Set problem:
Repeat the material exactly as it appears.

Supplied records:
_ _ _

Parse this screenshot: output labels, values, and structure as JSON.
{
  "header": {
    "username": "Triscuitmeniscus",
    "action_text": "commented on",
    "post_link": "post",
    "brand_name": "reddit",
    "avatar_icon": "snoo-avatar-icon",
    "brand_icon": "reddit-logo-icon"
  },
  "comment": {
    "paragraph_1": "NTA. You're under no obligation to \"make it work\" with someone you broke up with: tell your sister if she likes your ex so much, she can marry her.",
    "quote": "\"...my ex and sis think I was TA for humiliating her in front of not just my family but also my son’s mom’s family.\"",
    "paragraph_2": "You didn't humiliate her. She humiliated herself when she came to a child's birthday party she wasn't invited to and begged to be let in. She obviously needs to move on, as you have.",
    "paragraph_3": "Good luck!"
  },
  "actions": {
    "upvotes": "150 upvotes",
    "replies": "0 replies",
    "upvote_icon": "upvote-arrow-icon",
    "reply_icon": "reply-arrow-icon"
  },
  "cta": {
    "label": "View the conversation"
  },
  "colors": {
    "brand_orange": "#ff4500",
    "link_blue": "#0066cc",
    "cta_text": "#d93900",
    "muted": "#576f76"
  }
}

_ _ _

Solution for this task:
Parse this screenshot: output labels, values, and structure as JSON.
{
  "header": {
    "username": "Triscuitmeniscus",
    "action_text": "commented on",
    "post_link": "post",
    "brand_name": "reddit",
    "avatar_icon": "snoo-avatar-icon",
    "brand_icon": "reddit-logo-icon"
  },
  "comment": {
    "paragraph_1": "NTA. You're under no obligation to \"make it work\" with someone you broke up with: tell your sister if she likes your ex so much, she can marry her.",
    "quote": "\"...my ex and sis think I was TA for humiliating her in front of not just my family but also my son’s mom’s family.\"",
    "paragraph_2": "You didn't humiliate her. She humiliated herself when she came to a child's birthday party she wasn't invited to and begged to be let in. She obviously needs to move on, as you have.",
    "paragraph_3": "Good luck!"
  },
  "actions": {
    "upvotes": "150 upvotes",
    "replies": "0 replies",
    "upvote_icon": "upvote-arrow-icon",
    "reply_icon": "reply-arrow-icon"
  },
  "cta": {
    "label": "View the conversation"
  },
  "colors": {
    "brand_orange": "#ff4500",
    "link_blue": "#0066cc",
    "cta_text": "#d93900",
    "muted": "#576f76"
  }
}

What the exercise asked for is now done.